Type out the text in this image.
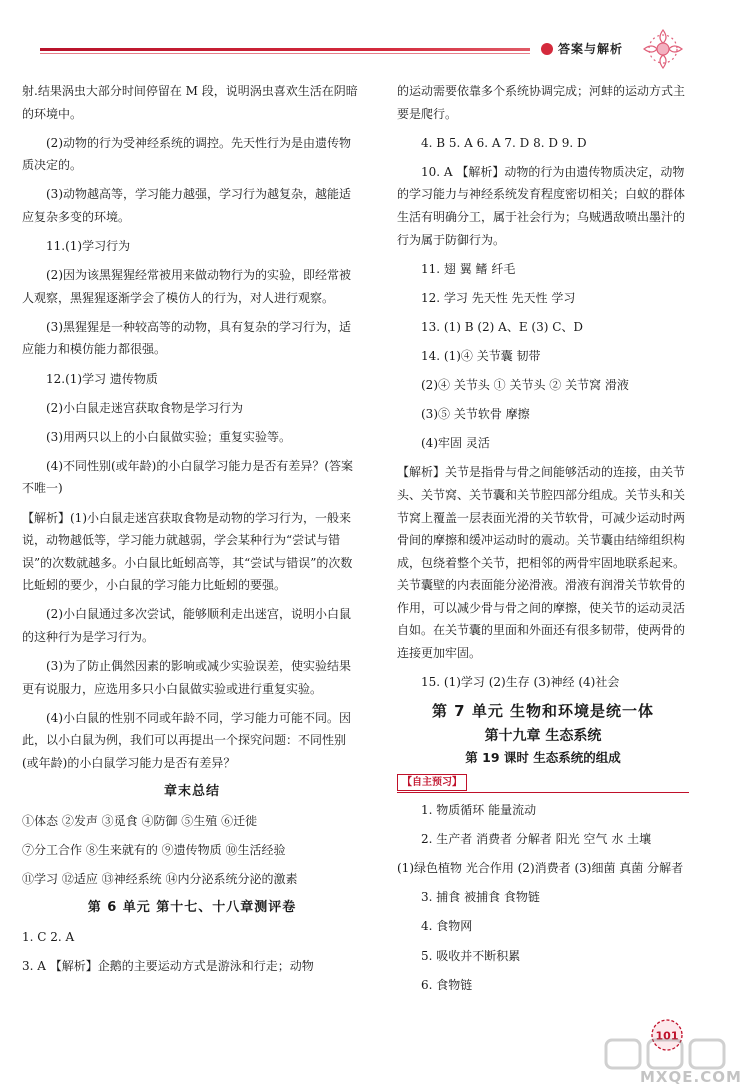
答案与解析

射.结果涡虫大部分时间停留在 M 段，说明涡虫喜欢生活在阴暗的环境中。

(2)动物的行为受神经系统的调控。先天性行为是由遗传物质决定的。

(3)动物越高等，学习能力越强，学习行为越复杂，越能适应复杂多变的环境。

11.(1)学习行为

(2)因为该黑猩猩经常被用来做动物行为的实验，即经常被人观察，黑猩猩逐渐学会了模仿人的行为，对人进行观察。

(3)黑猩猩是一种较高等的动物，具有复杂的学习行为，适应能力和模仿能力都很强。

12.(1)学习 遗传物质

(2)小白鼠走迷宫获取食物是学习行为

(3)用两只以上的小白鼠做实验；重复实验等。

(4)不同性别(或年龄)的小白鼠学习能力是否有差异？(答案不唯一)

【解析】(1)小白鼠走迷宫获取食物是动物的学习行为，一般来说，动物越低等，学习能力就越弱，学会某种行为“尝试与错误”的次数就越多。小白鼠比蚯蚓高等，其“尝试与错误”的次数比蚯蚓的要少，小白鼠的学习能力比蚯蚓的要强。

(2)小白鼠通过多次尝试，能够顺利走出迷宫，说明小白鼠的这种行为是学习行为。

(3)为了防止偶然因素的影响或减少实验误差，使实验结果更有说服力，应选用多只小白鼠做实验或进行重复实验。

(4)小白鼠的性别不同或年龄不同，学习能力可能不同。因此，以小白鼠为例，我们可以再提出一个探究问题：不同性别(或年龄)的小白鼠学习能力是否有差异？

章末总结

①体态 ②发声 ③觅食 ④防御 ⑤生殖 ⑥迁徙

⑦分工合作 ⑧生来就有的 ⑨遗传物质 ⑩生活经验

⑪学习 ⑫适应 ⑬神经系统 ⑭内分泌系统分泌的激素

第 6 单元 第十七、十八章测评卷

1. C 2. A

3. A 【解析】企鹅的主要运动方式是游泳和行走；动物

的运动需要依靠多个系统协调完成；河蚌的运动方式主要是爬行。

4. B 5. A 6. A 7. D 8. D 9. D

10. A 【解析】动物的行为由遗传物质决定，动物的学习能力与神经系统发育程度密切相关；白蚁的群体生活有明确分工，属于社会行为；乌贼遇敌喷出墨汁的行为属于防御行为。

11. 翅 翼 鳍 纤毛

12. 学习 先天性 先天性 学习

13. (1) B (2) A、E (3) C、D

14. (1)④ 关节囊 韧带

(2)④ 关节头 ① 关节头 ② 关节窝 滑液

(3)⑤ 关节软骨 摩擦

(4)牢固 灵活

【解析】关节是指骨与骨之间能够活动的连接，由关节头、关节窝、关节囊和关节腔四部分组成。关节头和关节窝上覆盖一层表面光滑的关节软骨，可减少运动时两骨间的摩擦和缓冲运动时的震动。关节囊由结缔组织构成，包绕着整个关节，把相邻的两骨牢固地联系起来。关节囊壁的内表面能分泌滑液。滑液有润滑关节软骨的作用，可以减少骨与骨之间的摩擦，使关节的运动灵活自如。在关节囊的里面和外面还有很多韧带，使两骨的连接更加牢固。

15. (1)学习 (2)生存 (3)神经 (4)社会

第 7 单元 生物和环境是统一体

第十九章 生态系统

第 19 课时 生态系统的组成

【自主预习】

1. 物质循环 能量流动

2. 生产者 消费者 分解者 阳光 空气 水 土壤

(1)绿色植物 光合作用 (2)消费者 (3)细菌 真菌 分解者

3. 捕食 被捕食 食物链

4. 食物网

5. 吸收并不断积累

6. 食物链

101
MXQE.COM
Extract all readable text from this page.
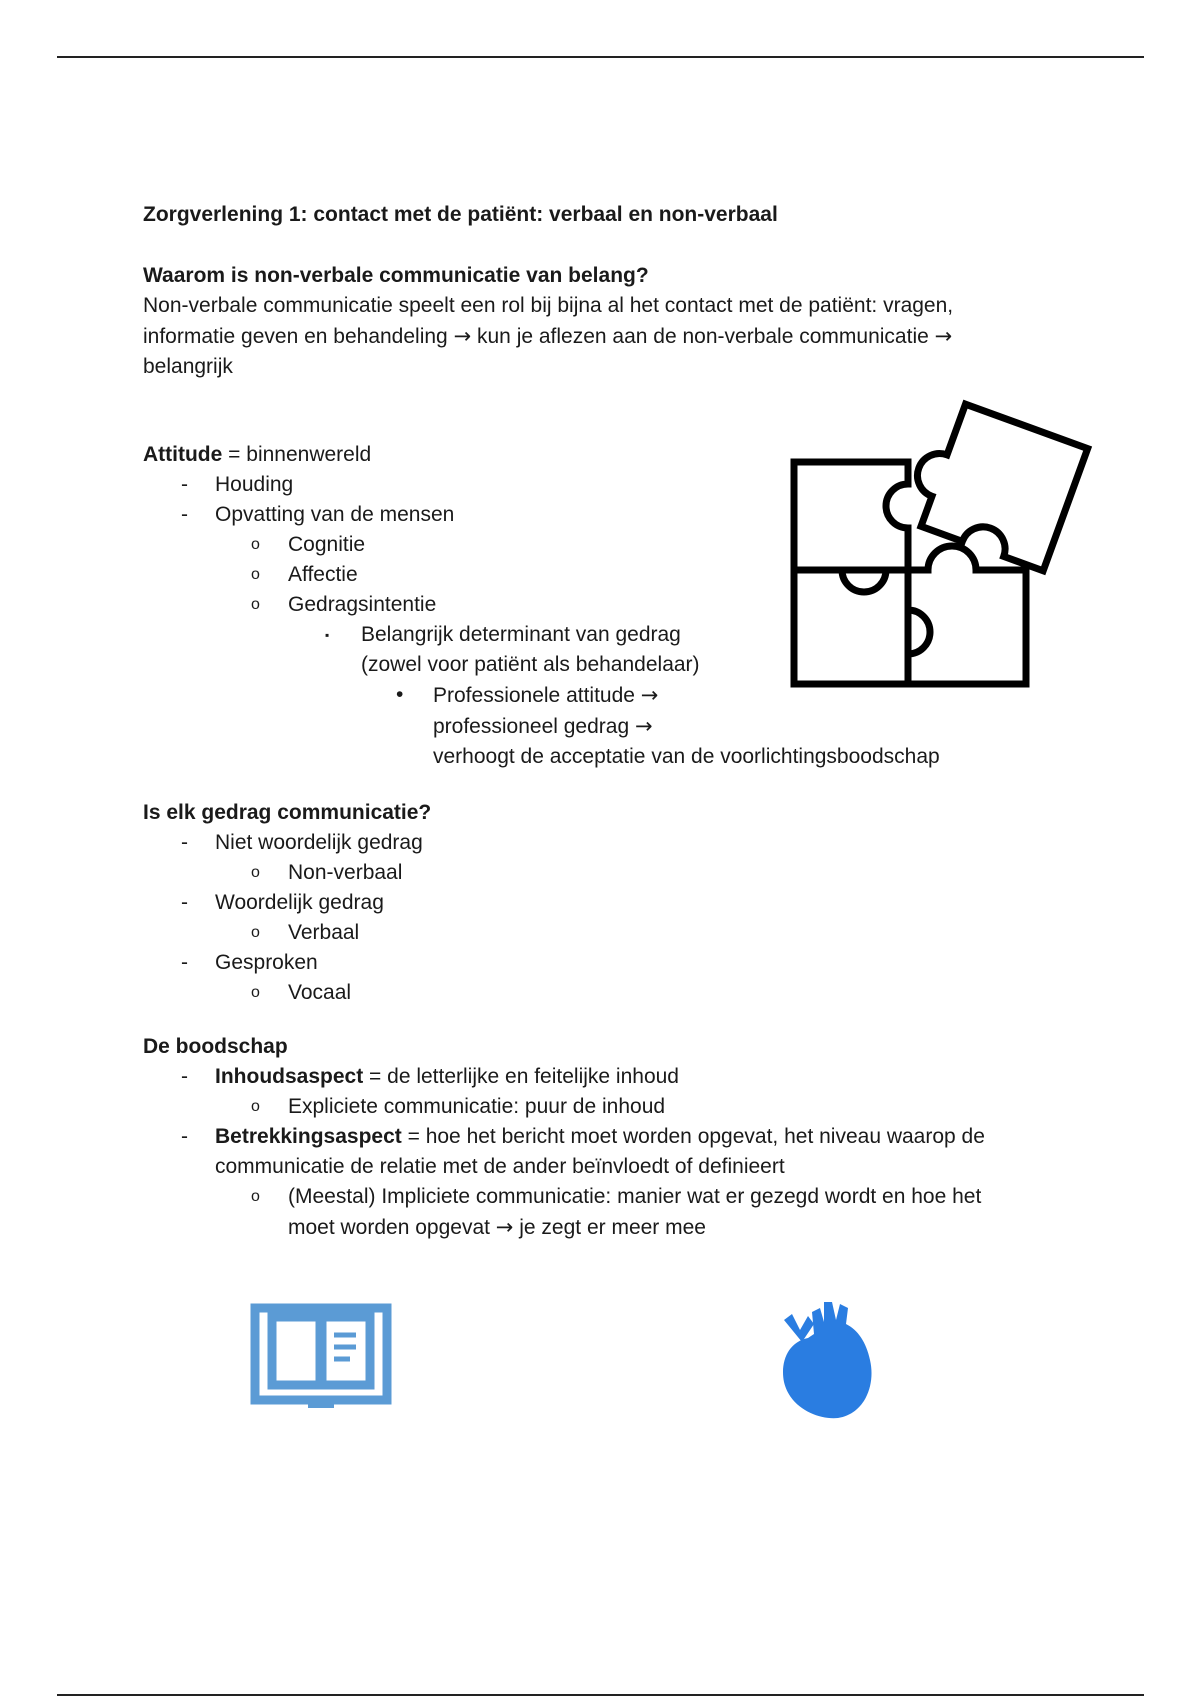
Zorgverlening 1: contact met de patiënt: verbaal en non-verbaal

Waarom is non-verbale communicatie van belang?

Non-verbale communicatie speelt een rol bij bijna al het contact met de patiënt: vragen,

informatie geven en behandeling → kun je aflezen aan de non-verbale communicatie →

belangrijk

Attitude = binnenwereld

- Houding
- Opvatting van de mensen
o Cognitie
o Affectie
o Gedragsintentie
▪ Belangrijk determinant van gedrag
(zowel voor patiënt als behandelaar)
• Professionele attitude →
professioneel gedrag →
verhoogt de acceptatie van de voorlichtingsboodschap

Is elk gedrag communicatie?

- Niet woordelijk gedrag
o Non-verbaal
- Woordelijk gedrag
o Verbaal
- Gesproken
o Vocaal

De boodschap

- Inhoudsaspect = de letterlijke en feitelijke inhoud
o Expliciete communicatie: puur de inhoud
- Betrekkingsaspect = hoe het bericht moet worden opgevat, het niveau waarop de
communicatie de relatie met de ander beïnvloedt of definieert
o (Meestal) Impliciete communicatie: manier wat er gezegd wordt en hoe het
moet worden opgevat → je zegt er meer mee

» **Written task**:
From the entries above, copy out every line where the string "inhoud" appears.

» **Finished answer**:
- Inhoudsaspect = de letterlijke en feitelijke inhoud
o Expliciete communicatie: puur de inhoud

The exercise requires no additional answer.